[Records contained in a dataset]
□ □ □
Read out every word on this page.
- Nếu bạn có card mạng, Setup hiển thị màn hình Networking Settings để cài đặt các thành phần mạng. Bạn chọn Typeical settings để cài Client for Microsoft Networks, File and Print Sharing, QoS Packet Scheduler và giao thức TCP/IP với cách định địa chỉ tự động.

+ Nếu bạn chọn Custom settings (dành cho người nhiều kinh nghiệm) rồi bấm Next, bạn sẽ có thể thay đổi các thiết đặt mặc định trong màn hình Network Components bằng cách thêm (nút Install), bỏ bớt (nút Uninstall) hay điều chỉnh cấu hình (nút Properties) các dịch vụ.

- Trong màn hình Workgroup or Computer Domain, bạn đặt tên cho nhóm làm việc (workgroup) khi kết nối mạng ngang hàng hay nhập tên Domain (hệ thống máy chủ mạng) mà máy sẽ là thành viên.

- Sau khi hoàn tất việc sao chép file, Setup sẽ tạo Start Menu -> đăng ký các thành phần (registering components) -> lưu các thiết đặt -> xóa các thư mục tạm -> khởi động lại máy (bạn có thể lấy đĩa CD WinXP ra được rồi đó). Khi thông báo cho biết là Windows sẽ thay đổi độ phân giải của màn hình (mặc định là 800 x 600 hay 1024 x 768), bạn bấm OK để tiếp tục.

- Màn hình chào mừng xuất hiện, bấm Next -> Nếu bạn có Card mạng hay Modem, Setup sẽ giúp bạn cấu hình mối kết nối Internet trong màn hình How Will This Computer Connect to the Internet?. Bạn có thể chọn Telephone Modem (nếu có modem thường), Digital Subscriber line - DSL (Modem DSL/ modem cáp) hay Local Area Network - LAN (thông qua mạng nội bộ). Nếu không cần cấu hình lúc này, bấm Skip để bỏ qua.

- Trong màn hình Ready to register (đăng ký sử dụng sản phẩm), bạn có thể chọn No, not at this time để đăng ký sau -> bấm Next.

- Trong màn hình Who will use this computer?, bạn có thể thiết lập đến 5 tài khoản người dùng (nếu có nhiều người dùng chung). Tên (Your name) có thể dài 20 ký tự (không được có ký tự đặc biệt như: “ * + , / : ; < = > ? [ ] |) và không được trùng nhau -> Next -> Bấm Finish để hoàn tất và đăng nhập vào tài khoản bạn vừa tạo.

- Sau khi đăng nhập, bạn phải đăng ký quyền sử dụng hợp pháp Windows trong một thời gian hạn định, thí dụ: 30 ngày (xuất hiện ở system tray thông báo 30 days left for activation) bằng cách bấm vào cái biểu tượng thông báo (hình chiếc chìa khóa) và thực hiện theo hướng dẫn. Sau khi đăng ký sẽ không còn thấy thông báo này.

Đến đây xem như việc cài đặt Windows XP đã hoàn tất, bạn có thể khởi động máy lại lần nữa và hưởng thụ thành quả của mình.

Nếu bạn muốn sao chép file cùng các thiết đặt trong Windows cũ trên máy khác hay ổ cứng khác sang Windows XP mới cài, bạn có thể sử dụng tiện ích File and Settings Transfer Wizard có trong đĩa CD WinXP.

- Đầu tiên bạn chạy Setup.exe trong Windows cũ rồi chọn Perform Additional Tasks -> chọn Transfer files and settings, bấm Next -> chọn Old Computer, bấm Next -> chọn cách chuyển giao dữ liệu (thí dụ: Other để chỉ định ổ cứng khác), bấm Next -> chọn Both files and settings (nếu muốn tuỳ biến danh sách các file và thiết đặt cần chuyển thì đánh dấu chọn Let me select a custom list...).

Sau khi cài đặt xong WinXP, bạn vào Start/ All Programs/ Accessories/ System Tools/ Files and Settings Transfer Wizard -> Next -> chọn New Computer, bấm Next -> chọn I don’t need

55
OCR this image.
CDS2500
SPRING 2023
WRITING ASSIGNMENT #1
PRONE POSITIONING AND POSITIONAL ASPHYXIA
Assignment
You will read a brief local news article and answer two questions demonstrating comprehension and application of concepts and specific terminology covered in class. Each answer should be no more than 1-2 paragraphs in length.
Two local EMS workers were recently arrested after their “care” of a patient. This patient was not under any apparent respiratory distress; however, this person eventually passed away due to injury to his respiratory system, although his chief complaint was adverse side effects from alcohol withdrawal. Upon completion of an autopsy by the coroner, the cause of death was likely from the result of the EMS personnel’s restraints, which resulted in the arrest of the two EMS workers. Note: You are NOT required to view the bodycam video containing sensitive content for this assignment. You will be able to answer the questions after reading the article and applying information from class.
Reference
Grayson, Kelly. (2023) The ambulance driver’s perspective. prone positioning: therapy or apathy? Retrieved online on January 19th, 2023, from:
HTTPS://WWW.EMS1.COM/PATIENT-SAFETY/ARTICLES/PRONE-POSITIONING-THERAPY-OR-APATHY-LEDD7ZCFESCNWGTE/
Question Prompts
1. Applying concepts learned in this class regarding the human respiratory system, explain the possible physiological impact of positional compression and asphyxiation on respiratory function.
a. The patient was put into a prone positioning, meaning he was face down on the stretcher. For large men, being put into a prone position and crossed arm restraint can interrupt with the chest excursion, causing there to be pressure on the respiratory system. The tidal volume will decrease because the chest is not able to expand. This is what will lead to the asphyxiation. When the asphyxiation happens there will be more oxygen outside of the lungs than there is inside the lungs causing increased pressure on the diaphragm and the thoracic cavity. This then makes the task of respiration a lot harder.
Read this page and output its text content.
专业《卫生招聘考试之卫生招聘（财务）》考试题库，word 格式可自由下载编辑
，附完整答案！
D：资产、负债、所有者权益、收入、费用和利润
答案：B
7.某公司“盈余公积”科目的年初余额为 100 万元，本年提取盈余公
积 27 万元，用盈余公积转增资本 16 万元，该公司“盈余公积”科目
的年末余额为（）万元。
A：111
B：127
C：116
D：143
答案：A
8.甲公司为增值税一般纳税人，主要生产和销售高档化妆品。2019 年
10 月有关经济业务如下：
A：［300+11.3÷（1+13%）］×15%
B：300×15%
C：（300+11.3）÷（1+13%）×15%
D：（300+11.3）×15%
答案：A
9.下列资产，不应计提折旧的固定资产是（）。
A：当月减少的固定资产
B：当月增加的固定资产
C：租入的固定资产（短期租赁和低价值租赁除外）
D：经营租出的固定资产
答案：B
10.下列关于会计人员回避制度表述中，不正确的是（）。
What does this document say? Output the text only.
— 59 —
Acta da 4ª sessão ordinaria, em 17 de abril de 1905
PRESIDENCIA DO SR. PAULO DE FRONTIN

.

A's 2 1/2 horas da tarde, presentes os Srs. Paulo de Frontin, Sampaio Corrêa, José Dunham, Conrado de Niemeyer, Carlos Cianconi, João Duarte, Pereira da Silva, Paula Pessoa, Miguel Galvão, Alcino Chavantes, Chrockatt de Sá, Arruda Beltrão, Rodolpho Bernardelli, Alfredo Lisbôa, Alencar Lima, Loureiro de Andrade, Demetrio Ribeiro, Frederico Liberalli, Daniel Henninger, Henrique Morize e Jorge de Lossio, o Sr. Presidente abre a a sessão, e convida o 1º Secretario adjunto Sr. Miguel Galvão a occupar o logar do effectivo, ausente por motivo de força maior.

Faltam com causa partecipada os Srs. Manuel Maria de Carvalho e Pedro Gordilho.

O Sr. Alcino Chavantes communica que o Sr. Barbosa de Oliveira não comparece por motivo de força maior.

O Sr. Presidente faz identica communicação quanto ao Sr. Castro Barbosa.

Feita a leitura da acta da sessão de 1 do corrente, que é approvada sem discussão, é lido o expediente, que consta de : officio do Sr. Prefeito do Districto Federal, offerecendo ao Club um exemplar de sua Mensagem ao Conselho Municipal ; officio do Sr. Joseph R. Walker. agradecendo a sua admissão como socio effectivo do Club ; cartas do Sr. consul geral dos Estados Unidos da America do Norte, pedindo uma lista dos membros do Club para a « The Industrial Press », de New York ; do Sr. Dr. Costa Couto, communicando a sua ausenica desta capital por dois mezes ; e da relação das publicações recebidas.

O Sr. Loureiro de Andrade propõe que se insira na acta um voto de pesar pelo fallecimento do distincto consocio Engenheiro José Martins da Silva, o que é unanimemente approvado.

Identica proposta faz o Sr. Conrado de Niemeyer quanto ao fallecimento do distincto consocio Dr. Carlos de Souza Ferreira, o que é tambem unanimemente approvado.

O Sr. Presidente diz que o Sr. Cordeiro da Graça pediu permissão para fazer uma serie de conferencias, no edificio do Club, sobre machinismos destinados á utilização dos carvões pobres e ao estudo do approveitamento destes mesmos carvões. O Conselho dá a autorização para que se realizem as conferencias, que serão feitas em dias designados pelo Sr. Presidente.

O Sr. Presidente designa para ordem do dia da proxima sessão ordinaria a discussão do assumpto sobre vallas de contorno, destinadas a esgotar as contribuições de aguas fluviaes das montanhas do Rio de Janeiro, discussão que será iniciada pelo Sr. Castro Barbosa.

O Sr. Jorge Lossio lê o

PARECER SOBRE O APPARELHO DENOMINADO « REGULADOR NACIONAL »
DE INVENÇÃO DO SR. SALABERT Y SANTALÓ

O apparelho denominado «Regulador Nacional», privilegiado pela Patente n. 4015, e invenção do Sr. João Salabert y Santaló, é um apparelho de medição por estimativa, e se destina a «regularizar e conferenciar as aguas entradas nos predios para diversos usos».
□ □ □
▶ _Brief_
Filter the records, keeping only lines that contain "phần", and show those lines.

▶ _Answer_
- Nếu bạn có card mạng, Setup hiển thị màn hình Networking Settings để cài đặt các thành phần mạng. Bạn chọn Typeical settings để cài Client for Microsoft Networks, File and Print Sharing, QoS Packet Scheduler và giao thức TCP/IP với cách định địa chỉ tự động.
- Sau khi hoàn tất việc sao chép file, Setup sẽ tạo Start Menu -> đăng ký các thành phần (registering components) -> lưu các thiết đặt -> xóa các thư mục tạm -> khởi động lại máy (bạn có thể lấy đĩa CD WinXP ra được rồi đó). Khi thông báo cho biết là Windows sẽ thay đổi độ phân giải của màn hình (mặc định là 800 x 600 hay 1024 x 768), bạn bấm OK để tiếp tục.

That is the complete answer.